Citadel's investments fall under five main strategies: Commodities, Credit & Convertibles, Equities, Fixed Income & Macro, and Global Quantitative Strategies. Citadel is known for its intense, performance-driven culture that emphasizes meritocracy and demands consistent results from its investment teams.
Ken Griffin founded Citadel in 1990 and is the current CEO and Co-CIO alongside Pablo Salame. Pablo Salame joined Citadel in 2019 from Goldman Sachs where he served as Vice Chairman of the firm and Co-Head of the Global Markets Division.

Point72 Asset Management
AUM: $39.9 billion (As of 7/1/25 in the firm's multi-strategy funds)
Founder: Steve Cohen
Headquarters: Stamford, Connecticut
Headcount: 2,900+, 190+ investment teams
Point72 invests through four subsidiaries. Point72 and Everpoint are multi-manager platforms that focus on long/short equity investing. Cubist Systematic Strategies is made up of dozens of investment teams that implement computer-driven trading strategies. Point72 Private Investments focuses on venture capital and growth equity investing.
Steve Cohen founded S.A.C. Capital Advisors in 1992 and converted the company's investment operations to the Point72 Asset Management family office in 2014, later accepting outside capital in 2018.
++++++++
Problems and tasks:
A. According to the passage on Citadel and Point72, in what year did Steve Cohen found S.A.C. Capital Advisors?
B. Copy out, word for word, everything in the passage on Citadel and Point72 from "Citadel's investments fall" down to "firm's multi-strategy funds)".
++++++++
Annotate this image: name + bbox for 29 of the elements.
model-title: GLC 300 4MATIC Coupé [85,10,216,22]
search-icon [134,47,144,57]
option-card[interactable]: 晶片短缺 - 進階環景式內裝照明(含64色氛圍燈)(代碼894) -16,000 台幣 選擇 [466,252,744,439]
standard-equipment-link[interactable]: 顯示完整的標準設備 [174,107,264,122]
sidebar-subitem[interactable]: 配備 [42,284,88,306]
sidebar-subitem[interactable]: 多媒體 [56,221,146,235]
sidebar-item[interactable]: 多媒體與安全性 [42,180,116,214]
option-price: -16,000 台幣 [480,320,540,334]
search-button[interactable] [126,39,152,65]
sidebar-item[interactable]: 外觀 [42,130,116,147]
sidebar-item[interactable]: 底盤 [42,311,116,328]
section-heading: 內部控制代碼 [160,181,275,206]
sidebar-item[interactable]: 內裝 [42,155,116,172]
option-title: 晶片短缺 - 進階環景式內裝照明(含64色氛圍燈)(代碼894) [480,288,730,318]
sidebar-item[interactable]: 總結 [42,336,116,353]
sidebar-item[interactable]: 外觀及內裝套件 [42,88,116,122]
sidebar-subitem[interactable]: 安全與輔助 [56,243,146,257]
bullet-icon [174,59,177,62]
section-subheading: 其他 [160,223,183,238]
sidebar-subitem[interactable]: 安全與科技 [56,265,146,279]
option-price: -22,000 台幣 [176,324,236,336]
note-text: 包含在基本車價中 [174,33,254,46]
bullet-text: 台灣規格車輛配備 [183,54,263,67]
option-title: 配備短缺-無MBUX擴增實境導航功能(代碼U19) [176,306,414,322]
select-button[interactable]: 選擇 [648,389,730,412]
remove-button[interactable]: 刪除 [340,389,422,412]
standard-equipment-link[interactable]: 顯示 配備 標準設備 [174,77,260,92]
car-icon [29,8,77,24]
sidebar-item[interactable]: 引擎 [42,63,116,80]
++++++++
Your written answers:
A. 1992

B.
Citadel's investments fall under five main strategies: Commodities, Credit & Convertibles, Equities, Fixed Income & Macro, and Global Quantitative Strategies. Citadel is known for its intense, performance-driven culture that emphasizes meritocracy and demands consistent results from its investment teams.
Ken Griffin founded Citadel in 1990 and is the current CEO and Co-CIO alongside Pablo Salame. Pablo Salame joined Citadel in 2019 from Goldman Sachs where he served as Vice Chairman of the firm and Co-Head of the Global Markets Division.

Point72 Asset Management
AUM: $39.9 billion (As of 7/1/25 in the firm's multi-strategy funds)